Dataset rows
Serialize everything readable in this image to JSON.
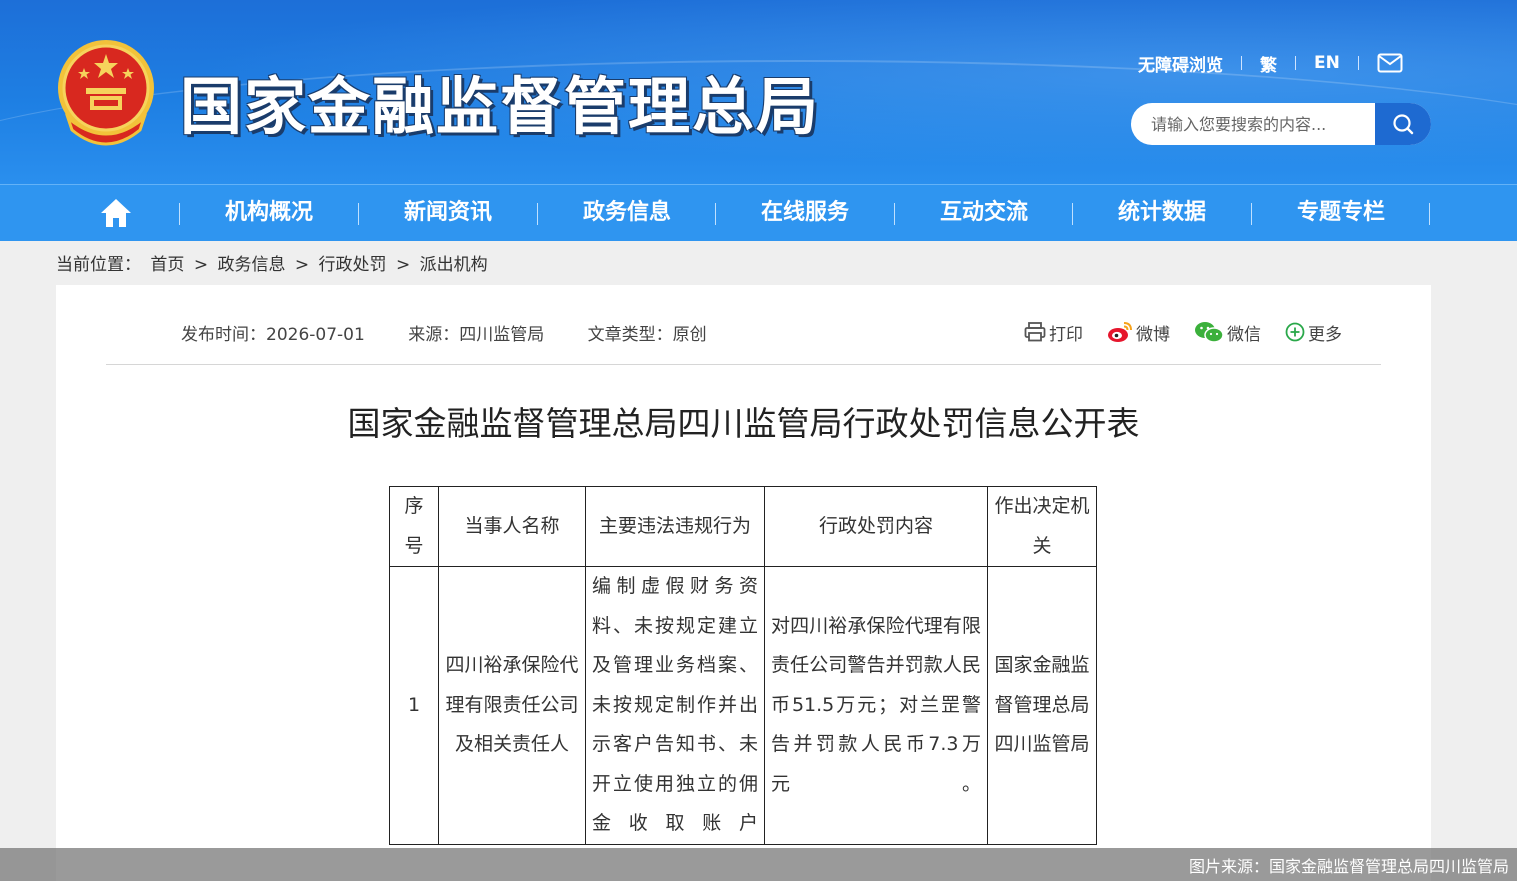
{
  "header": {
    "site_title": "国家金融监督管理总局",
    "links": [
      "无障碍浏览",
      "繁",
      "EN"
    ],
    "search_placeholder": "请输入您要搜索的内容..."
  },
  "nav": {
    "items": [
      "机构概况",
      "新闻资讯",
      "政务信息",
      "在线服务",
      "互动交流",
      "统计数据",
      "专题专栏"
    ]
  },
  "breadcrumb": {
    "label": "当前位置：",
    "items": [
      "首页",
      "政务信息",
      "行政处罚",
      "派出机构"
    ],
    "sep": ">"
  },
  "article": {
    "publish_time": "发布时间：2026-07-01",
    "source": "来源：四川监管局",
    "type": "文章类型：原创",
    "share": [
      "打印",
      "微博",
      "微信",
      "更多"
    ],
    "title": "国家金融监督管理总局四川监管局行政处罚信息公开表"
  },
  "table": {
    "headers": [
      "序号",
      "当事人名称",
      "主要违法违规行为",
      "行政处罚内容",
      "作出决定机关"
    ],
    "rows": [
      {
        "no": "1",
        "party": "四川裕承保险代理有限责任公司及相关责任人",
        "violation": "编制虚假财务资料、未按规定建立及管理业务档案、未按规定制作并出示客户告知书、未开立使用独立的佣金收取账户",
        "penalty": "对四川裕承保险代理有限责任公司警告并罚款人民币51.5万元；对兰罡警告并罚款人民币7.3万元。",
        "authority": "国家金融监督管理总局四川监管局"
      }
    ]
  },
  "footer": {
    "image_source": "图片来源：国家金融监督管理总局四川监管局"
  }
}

==

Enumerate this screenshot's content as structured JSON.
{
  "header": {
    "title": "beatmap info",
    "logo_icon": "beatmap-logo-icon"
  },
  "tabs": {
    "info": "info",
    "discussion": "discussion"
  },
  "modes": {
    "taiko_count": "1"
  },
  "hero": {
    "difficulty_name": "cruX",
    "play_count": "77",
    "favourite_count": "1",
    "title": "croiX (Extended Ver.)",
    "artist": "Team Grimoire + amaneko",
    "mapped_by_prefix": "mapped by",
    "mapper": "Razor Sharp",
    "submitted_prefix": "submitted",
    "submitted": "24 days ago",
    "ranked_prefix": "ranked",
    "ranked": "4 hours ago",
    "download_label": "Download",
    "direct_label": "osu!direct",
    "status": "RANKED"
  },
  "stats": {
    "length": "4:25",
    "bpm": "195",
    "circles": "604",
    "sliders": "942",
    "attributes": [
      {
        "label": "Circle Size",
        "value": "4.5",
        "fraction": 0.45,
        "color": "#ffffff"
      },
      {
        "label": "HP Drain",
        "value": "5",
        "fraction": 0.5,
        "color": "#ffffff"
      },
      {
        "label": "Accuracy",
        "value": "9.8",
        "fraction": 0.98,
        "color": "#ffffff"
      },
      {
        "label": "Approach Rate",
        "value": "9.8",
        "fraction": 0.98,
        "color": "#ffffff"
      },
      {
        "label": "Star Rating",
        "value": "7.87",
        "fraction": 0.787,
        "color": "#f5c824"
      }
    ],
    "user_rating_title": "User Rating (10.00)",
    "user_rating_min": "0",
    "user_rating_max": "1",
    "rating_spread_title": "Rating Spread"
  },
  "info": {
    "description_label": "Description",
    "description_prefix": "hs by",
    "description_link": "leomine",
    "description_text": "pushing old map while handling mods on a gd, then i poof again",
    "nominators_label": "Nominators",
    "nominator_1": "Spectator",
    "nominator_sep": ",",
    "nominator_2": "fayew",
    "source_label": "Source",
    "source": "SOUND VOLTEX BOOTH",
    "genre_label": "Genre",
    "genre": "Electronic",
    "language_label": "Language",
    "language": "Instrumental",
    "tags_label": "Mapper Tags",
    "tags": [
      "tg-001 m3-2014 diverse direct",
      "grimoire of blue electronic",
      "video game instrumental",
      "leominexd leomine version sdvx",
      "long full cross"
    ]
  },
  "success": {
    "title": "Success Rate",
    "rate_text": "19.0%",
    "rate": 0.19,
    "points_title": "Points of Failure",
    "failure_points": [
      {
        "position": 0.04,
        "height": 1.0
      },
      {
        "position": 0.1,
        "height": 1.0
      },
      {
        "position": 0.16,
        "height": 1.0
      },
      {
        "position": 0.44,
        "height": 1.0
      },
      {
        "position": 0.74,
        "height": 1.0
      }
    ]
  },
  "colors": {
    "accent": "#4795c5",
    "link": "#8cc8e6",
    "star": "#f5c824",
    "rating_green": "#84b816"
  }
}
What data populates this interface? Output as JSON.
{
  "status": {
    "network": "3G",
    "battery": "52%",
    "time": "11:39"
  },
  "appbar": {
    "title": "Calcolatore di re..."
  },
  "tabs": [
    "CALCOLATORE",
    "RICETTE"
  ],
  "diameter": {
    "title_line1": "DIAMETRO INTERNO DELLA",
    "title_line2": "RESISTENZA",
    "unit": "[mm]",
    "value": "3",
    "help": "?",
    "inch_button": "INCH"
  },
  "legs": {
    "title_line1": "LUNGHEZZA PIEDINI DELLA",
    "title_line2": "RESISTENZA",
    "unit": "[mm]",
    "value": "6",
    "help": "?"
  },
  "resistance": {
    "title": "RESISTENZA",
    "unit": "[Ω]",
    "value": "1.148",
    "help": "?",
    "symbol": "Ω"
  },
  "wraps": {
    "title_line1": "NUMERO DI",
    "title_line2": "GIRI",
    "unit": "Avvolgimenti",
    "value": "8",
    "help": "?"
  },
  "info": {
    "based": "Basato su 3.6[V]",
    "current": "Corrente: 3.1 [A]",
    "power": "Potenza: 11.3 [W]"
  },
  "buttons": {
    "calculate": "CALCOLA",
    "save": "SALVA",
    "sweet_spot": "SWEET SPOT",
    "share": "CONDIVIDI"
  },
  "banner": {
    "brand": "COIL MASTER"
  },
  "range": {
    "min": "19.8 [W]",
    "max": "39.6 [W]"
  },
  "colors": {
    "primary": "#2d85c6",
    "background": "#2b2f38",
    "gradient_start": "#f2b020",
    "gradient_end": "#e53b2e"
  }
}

# TASK PROMPT:
Copy out every line with the word "DELLA".

# SOLVED EXERCISE:
    "title_line1": "DIAMETRO INTERNO DELLA",
    "title_line1": "LUNGHEZZA PIEDINI DELLA",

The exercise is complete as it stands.